## Begin TEXT EXTRACT

Lanzarote has become the nerve center of irregular immigration with North Africa. No one is surprised anymore that one or more boats arrive full of people, whether adult men and women or minors. No one is surprised anymore by what is on its way to becoming normal. And no one does anything either to improve the conditions of those who risk their lives in this illegal trafficking of people at the hands of mafias that trade with the misery and lives of many people who, seeking a better life, endanger their existence in painful journeys that sometimes end up devoured by the Atlantic itself.
Nothing is surprising anymore. And the least surprising thing is that everyone looks the other way as if Lanzarote were a foreign land. No man's land. A place where its inhabitants and institutions have to face the problem without help or support. Human resources, which include civil protection volunteers, security forces and health services, are exhausted, day after day, doing the work that should be faced with many more personnel and in a more supportive way by Canarian, Spanish and European institutions.

## End TEXT EXTRACT

WORK REQUIRED: Reproduce the Lanzarote immigration passage above word for word, from start to finish.

## Begin DATA LISTING

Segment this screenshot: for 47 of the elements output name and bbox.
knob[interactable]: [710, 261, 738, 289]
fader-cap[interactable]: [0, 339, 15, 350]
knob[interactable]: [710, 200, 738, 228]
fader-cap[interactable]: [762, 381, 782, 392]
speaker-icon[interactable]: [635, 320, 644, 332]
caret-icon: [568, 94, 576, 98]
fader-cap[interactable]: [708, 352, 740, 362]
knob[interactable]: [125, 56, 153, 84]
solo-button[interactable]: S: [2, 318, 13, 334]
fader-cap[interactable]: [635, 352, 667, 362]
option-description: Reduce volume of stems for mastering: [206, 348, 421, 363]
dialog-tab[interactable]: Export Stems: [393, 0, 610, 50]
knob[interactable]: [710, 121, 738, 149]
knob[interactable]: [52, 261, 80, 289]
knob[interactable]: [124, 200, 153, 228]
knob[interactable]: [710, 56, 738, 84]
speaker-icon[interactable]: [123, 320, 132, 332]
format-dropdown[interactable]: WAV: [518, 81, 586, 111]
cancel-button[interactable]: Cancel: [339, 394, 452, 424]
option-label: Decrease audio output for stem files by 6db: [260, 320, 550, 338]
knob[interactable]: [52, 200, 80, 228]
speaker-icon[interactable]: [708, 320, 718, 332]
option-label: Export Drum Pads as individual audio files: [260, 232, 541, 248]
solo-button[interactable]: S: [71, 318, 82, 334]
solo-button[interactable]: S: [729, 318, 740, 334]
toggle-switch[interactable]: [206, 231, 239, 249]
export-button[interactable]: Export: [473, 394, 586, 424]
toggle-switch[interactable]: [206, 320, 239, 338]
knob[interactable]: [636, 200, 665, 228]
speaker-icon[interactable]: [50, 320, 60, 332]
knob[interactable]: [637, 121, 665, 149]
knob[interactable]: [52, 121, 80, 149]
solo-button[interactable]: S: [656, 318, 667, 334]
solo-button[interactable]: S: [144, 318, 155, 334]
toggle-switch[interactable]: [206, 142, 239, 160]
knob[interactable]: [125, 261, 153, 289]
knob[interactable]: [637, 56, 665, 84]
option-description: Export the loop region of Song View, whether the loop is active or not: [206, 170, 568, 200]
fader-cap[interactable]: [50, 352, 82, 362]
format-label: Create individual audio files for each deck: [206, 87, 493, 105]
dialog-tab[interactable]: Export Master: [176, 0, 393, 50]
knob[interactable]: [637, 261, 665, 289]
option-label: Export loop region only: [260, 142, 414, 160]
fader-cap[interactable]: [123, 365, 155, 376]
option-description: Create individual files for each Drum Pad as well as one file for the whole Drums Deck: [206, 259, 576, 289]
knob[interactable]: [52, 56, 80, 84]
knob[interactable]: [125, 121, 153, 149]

## End DATA LISTING

TASK RESULT:
Lanzarote has become the nerve center of irregular immigration with North Africa. No one is surprised anymore that one or more boats arrive full of people, whether adult men and women or minors. No one is surprised anymore by what is on its way to becoming normal. And no one does anything either to improve the conditions of those who risk their lives in this illegal trafficking of people at the hands of mafias that trade with the misery and lives of many people who, seeking a better life, endanger their existence in painful journeys that sometimes end up devoured by the Atlantic itself.
Nothing is surprising anymore. And the least surprising thing is that everyone looks the other way as if Lanzarote were a foreign land. No man's land. A place where its inhabitants and institutions have to face the problem without help or support. Human resources, which include civil protection volunteers, security forces and health services, are exhausted, day after day, doing the work that should be faced with many more personnel and in a more supportive way by Canarian, Spanish and European institutions.